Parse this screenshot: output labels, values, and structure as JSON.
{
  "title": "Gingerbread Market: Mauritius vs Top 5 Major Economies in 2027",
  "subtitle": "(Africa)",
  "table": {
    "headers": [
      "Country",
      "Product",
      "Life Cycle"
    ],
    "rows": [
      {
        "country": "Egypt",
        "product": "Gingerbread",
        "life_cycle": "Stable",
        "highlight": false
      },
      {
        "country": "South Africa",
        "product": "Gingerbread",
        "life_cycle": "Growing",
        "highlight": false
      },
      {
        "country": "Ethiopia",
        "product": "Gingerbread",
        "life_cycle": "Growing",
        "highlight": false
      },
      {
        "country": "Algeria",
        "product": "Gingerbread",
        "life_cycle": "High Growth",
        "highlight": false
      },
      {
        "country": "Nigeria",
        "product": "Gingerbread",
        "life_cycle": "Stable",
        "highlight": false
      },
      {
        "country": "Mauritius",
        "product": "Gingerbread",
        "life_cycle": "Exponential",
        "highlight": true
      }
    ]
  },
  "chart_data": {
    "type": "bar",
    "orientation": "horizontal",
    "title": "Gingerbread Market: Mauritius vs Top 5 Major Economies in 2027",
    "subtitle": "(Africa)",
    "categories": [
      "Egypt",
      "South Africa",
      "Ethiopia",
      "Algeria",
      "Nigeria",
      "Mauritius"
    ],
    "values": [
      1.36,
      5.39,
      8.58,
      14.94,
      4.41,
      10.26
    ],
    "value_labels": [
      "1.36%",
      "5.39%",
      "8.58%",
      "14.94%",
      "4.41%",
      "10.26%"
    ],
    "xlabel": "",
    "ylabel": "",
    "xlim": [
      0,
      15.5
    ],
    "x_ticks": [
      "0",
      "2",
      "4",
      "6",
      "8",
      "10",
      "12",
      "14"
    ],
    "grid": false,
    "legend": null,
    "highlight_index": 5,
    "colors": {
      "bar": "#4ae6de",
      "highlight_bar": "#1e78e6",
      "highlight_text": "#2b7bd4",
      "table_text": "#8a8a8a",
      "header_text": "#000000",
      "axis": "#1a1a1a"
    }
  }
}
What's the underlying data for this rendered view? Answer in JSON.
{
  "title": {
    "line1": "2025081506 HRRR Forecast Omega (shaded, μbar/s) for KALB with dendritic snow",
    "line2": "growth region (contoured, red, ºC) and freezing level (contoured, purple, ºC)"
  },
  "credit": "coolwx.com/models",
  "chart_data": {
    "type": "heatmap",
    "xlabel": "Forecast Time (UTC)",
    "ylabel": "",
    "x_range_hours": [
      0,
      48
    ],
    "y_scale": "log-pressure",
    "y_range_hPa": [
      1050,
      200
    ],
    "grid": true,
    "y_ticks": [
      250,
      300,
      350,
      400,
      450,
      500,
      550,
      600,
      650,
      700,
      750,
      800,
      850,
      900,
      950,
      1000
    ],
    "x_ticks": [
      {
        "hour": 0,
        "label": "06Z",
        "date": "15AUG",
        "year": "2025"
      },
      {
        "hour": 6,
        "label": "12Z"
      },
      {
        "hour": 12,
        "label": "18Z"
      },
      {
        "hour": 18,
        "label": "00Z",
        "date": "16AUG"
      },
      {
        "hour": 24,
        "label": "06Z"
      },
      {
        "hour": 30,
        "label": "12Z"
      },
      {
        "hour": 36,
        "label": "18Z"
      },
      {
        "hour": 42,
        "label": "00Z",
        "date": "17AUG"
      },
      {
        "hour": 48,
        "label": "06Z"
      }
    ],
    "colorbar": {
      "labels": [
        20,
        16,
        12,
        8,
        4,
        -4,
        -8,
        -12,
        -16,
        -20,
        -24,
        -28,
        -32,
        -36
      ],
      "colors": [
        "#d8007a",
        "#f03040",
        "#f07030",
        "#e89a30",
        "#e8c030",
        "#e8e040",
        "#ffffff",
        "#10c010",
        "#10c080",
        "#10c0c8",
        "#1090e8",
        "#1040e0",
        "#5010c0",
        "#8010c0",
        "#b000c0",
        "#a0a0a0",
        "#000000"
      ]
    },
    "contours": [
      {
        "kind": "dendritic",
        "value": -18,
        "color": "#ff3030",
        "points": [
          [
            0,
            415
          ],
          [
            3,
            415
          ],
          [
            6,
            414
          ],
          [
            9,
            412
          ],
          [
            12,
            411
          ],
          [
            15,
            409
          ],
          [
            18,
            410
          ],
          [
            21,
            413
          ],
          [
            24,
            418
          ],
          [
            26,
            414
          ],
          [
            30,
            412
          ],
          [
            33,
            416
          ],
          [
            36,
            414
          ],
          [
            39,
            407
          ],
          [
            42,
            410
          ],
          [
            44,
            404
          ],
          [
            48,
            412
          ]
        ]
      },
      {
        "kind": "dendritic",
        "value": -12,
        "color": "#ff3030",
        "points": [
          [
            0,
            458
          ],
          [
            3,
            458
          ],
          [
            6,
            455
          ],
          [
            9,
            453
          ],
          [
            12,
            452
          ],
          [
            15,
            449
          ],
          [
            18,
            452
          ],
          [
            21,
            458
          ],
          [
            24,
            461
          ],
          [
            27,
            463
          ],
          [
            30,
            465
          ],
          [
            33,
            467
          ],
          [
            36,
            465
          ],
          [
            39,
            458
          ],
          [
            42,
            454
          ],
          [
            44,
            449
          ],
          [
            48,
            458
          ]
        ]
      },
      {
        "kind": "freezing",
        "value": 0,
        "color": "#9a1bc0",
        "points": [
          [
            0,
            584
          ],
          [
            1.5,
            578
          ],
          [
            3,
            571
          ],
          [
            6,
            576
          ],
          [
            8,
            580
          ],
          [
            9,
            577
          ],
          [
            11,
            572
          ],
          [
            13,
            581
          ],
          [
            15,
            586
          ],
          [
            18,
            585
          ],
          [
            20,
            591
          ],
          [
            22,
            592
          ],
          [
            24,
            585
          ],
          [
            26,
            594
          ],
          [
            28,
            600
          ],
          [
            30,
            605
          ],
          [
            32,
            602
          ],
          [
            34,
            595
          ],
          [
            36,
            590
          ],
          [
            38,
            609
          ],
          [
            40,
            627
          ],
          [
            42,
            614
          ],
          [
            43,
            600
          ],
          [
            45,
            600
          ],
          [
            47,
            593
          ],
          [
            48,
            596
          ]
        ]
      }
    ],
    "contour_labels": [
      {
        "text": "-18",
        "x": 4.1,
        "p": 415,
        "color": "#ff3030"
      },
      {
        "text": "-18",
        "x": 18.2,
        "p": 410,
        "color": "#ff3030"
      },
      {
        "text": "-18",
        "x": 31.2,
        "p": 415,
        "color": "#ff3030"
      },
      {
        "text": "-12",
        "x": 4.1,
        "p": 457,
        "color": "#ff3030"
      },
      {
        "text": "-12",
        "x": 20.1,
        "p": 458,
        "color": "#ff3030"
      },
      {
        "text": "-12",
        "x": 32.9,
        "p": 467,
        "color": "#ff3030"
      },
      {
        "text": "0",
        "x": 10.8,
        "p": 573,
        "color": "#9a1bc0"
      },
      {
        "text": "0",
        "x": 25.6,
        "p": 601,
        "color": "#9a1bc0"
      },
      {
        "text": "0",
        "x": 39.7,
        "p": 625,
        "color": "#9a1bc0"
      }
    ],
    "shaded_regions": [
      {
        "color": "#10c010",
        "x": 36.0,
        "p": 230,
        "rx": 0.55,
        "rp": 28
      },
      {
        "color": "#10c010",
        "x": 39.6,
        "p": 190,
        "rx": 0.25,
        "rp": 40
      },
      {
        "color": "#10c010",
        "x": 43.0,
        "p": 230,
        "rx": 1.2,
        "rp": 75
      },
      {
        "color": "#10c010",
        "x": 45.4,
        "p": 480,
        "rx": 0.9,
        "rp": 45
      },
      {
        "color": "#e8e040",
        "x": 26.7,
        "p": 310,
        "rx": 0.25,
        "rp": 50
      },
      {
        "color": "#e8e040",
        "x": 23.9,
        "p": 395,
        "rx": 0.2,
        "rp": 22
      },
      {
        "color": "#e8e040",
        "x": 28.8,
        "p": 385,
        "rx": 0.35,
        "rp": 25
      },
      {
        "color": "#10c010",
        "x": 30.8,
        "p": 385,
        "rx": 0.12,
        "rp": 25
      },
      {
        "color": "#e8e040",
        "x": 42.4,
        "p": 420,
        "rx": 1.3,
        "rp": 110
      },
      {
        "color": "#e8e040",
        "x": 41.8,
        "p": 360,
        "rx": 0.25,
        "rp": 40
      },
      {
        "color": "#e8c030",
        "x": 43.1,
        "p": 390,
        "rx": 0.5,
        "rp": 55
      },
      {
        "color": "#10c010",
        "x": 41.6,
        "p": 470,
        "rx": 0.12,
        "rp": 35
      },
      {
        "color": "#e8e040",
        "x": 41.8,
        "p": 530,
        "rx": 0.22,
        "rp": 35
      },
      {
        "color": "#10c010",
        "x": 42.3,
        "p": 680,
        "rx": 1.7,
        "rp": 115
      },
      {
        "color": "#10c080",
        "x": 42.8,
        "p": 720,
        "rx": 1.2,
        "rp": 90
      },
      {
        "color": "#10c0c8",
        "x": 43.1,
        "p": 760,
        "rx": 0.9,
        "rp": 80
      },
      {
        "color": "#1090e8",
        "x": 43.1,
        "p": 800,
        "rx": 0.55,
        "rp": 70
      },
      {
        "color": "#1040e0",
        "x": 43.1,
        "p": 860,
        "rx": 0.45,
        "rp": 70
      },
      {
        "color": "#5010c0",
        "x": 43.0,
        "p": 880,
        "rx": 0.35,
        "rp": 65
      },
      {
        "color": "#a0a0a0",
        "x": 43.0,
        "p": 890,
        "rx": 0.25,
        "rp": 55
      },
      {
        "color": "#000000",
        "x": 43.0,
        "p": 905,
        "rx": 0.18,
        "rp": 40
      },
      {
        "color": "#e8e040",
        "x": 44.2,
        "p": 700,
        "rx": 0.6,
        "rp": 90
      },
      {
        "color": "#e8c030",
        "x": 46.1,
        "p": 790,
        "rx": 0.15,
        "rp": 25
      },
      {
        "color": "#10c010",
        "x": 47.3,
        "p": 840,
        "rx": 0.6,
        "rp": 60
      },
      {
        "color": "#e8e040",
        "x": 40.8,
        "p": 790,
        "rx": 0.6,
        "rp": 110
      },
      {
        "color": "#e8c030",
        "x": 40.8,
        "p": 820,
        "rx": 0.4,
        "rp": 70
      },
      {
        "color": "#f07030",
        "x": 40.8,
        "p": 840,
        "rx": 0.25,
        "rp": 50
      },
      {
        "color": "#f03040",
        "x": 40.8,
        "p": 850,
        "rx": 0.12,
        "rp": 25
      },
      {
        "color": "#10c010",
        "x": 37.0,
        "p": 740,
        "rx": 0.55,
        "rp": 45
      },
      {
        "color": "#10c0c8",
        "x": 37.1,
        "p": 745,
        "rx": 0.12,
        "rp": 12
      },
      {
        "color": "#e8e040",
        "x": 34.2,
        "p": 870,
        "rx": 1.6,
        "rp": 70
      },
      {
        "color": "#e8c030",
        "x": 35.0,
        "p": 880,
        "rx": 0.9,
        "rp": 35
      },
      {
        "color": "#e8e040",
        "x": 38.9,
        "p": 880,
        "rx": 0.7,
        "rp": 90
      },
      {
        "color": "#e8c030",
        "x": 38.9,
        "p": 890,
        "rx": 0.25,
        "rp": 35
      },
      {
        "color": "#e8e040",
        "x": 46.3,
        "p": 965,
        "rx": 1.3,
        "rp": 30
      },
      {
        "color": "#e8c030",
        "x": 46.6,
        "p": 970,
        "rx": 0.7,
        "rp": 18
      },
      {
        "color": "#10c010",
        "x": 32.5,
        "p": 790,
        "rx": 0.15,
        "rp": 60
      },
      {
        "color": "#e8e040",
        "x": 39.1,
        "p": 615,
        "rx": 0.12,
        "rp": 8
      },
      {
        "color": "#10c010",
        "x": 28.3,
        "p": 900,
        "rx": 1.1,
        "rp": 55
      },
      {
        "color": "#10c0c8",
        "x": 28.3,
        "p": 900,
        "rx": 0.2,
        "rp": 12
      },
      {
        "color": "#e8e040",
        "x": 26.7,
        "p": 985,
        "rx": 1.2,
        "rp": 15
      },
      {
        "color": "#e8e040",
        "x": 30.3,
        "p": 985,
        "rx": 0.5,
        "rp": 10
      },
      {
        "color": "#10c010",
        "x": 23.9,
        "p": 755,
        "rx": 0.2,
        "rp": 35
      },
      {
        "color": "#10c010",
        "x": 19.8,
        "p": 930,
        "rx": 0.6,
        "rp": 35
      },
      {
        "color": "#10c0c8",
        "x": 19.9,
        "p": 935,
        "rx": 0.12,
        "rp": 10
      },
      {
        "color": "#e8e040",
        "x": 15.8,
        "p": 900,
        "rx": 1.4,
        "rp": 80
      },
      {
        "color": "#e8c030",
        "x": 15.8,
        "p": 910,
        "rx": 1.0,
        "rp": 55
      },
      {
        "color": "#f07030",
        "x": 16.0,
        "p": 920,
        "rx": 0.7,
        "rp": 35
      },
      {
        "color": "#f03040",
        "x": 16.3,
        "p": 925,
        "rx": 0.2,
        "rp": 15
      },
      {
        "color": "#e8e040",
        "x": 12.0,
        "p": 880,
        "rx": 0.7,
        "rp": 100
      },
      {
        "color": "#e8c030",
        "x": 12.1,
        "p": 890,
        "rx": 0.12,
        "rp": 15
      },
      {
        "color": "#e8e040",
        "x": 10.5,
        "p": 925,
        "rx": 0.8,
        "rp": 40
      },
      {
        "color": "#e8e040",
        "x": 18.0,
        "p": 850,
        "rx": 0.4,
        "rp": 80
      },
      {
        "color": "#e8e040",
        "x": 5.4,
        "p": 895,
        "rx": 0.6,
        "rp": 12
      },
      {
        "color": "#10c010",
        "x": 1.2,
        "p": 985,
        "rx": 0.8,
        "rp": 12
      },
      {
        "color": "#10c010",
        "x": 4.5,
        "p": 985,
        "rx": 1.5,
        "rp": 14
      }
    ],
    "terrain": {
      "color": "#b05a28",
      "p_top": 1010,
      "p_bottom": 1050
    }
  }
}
───
→ The request:
Using the data above, say how many lines include "JSON". No other reply is needed.

→ The solution:
2